── Texte proposé ──
Depuis plus de 1.500 ans, Paris est sous la protection de sainte Geneviève qui, par ses prières et son courage, a sauvé plusieurs fois la capitale de la famine et de la destruction. Retour sur l’histoire de cette grande figure parisienne.
La vie de Sainte-Geneviève
Née à Nanterre en 423, Geneviève a longtemps été présentée comme une simple bergère, légende que l’on retrouve d’ailleurs sur de nombreuses images ou statues qui la représentent accompagnée de moutons. Fille unique d’une famille qui appartenait à l’aristocratie gallo-romaine, ses parents, d’origine franque, étaient au contraire de riches propriétaires terriens qui disposaient de vastes domaines aux alentours de Paris et de Meaux. À leur mort, elle hérita de leurs biens, ainsi que de la charge de magistrat municipal parisien de son père. Elle s’installa à Paris vers 440.
Très vite, elle fut admise dans le groupe des vierges consacrées, femmes qui vouaient leurs existences à Dieu dans le célibat et la chasteté tout en vivant “dans le monde”. Ses terres lui apportaient de confortables revenus, qu’elle employait à des fins politiques ou redistribuait aux plus pauvres, revenus d’autant plus importants qu’elle s’imposait à elle-même un régime ascétique et austère. Mais à cause de ses origines franques, Geneviève fut victime du racisme des citoyens romains, qui ne voyaient en elle qu’une parvenue mystique et autoritaire.
La naissance d’une légende
En 451, les parisiens apprirent que les Huns, redoutables guerriers menés par Attila, se dirigeaient vers Paris. Effrayés, ils décidèrent de quitter la ville avec tous leurs biens. Geneviève, qui avait alors 27 ans, tenta de convaincre les hommes de ne pas fuir. “Votre ville sera conservée, leur dit-elle, tandis que celle où vous voulez vous retirer sera pillée ou saccagée. Ayez confiance en Dieu, implorez son secours, et ne trahissez point par votre fuite la cause du ciel et de la patrie”. Elle réunit en même temps un petit groupe de femmes qui tous les jours jeûnait et priait pour demander à Dieu de les épargner.
───
── Données affichées ──
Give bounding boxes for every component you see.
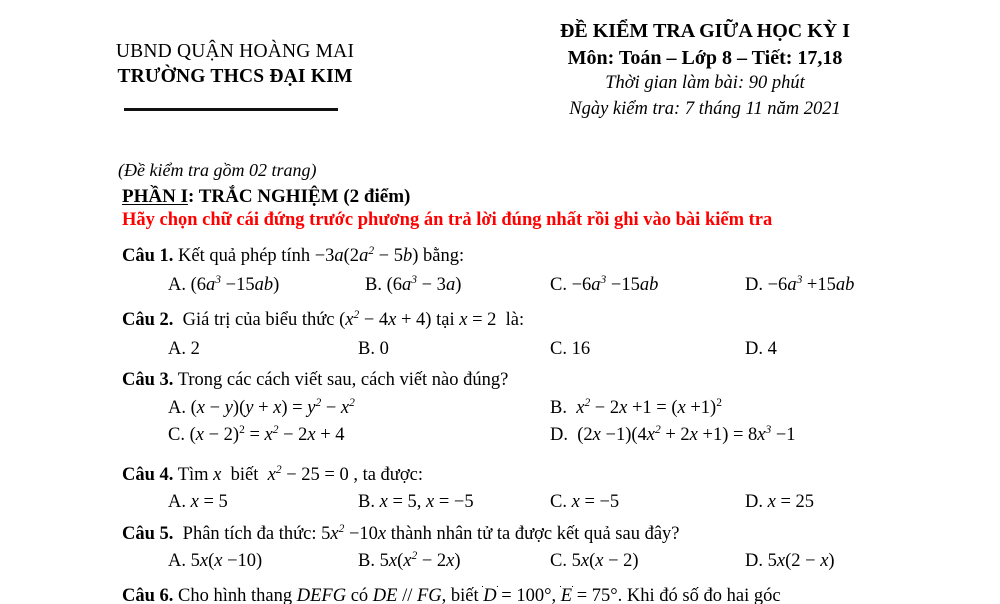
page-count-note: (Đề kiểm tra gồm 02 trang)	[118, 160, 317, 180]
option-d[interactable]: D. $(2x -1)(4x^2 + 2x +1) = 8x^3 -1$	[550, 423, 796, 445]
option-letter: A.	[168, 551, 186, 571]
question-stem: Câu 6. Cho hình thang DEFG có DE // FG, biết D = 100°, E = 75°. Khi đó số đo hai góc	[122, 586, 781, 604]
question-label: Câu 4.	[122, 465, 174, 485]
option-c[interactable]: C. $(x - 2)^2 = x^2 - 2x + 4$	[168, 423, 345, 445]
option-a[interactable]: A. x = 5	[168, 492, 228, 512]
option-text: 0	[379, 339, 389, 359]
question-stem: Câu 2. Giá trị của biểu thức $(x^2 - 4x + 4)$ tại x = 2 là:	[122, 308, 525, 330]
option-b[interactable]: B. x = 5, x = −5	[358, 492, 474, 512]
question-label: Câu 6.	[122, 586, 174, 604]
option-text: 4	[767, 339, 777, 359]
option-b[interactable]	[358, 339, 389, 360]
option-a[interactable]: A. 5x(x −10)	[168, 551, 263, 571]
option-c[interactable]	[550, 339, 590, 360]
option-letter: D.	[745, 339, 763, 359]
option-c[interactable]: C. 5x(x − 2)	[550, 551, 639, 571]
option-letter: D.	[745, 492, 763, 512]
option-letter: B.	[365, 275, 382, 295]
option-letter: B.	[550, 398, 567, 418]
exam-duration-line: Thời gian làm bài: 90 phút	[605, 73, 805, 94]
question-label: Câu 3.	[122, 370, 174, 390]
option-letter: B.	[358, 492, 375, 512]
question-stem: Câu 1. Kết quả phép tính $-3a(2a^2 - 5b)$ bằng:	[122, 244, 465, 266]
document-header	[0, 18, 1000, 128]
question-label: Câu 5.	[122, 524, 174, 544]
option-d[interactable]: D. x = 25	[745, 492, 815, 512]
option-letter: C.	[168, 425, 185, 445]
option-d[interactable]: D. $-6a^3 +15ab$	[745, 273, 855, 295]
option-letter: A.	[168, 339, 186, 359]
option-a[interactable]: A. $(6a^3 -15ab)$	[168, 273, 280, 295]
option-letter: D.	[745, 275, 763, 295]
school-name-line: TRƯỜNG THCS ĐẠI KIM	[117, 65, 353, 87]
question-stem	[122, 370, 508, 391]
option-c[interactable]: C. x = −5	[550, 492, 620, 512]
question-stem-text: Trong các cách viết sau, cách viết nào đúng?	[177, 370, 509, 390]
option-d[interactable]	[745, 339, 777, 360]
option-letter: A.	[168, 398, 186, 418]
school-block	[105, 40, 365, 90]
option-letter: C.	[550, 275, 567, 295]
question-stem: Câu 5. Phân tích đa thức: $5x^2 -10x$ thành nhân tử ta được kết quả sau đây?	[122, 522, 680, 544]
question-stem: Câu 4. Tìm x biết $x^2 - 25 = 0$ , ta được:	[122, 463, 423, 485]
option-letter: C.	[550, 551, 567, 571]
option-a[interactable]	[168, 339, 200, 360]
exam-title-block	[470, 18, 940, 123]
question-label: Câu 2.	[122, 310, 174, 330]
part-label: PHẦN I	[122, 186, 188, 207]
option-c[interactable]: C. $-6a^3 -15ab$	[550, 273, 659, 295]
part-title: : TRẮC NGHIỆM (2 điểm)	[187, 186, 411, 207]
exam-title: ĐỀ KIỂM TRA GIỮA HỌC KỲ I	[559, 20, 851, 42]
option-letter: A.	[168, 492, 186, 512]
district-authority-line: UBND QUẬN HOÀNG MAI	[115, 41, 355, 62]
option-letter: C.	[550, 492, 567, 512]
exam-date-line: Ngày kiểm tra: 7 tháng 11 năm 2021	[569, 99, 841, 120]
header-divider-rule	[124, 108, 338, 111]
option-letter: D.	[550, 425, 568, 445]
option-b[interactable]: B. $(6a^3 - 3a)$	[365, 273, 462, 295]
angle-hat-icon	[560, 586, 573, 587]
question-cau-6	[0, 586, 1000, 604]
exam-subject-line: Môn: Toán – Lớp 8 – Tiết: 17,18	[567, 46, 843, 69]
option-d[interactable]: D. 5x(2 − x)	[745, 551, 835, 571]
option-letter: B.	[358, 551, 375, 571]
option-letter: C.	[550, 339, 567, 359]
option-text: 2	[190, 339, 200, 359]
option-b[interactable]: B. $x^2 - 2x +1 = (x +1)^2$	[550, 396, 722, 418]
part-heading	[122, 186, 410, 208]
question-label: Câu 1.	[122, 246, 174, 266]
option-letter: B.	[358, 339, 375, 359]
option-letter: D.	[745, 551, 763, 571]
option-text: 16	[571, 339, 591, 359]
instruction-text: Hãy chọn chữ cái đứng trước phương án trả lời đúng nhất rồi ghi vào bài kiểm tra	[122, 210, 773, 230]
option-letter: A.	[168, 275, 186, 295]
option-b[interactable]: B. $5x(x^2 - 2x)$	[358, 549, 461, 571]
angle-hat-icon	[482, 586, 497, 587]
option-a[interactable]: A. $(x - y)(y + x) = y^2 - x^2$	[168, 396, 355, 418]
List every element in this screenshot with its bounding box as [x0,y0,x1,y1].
───
◆ **Exercices écrits**
1. Répondez à ces questions sur le texte consacré à sainte Geneviève :
(a) En quelle année et dans quelle ville Geneviève est-elle née ?
(b) Vers quelle année s'installa-t-elle à Paris ?
(c) Quel âge avait-elle quand les Parisiens apprirent l'arrivée des Huns ?
2. Recopiez le passage du texte sur sainte Geneviève qui va de « Depuis plus de » jusqu'à « grande figure parisienne. », ces deux bouts compris.

◆ **Corrigé des exercices**
1.
(a) En 423, à Nanterre.
(b) Vers 440.
(c) 27 ans.

2.
Depuis plus de 1.500 ans, Paris est sous la protection de sainte Geneviève qui, par ses prières et son courage, a sauvé plusieurs fois la capitale de la famine et de la destruction. Retour sur l’histoire de cette grande figure parisienne.